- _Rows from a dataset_
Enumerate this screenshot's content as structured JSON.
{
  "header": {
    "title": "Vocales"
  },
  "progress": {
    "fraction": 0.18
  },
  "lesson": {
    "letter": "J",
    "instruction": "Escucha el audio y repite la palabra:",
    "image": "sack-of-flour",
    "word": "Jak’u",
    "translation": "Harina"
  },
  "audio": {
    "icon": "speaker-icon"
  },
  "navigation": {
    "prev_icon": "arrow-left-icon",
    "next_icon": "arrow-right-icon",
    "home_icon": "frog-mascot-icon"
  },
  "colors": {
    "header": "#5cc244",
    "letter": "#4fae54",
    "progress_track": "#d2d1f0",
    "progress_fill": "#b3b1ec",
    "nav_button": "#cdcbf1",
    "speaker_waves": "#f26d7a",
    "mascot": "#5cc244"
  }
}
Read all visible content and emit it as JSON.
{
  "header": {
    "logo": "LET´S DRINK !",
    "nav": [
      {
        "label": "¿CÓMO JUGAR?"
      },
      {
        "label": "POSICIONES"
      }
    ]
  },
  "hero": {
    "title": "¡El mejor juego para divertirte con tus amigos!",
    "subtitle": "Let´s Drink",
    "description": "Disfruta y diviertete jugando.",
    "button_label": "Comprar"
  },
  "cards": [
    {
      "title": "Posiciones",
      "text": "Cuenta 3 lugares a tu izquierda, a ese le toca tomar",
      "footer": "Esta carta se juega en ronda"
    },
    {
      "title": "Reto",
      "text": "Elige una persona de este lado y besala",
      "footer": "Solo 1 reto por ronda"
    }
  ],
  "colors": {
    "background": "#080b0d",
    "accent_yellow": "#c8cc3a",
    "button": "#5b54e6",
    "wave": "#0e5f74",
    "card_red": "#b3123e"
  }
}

- _Problem to solve_
Lines from the records above that hold "icon" are the ones to list.

- _Result for this task_
    "icon": "speaker-icon"
    "prev_icon": "arrow-left-icon",
    "next_icon": "arrow-right-icon",
    "home_icon": "frog-mascot-icon"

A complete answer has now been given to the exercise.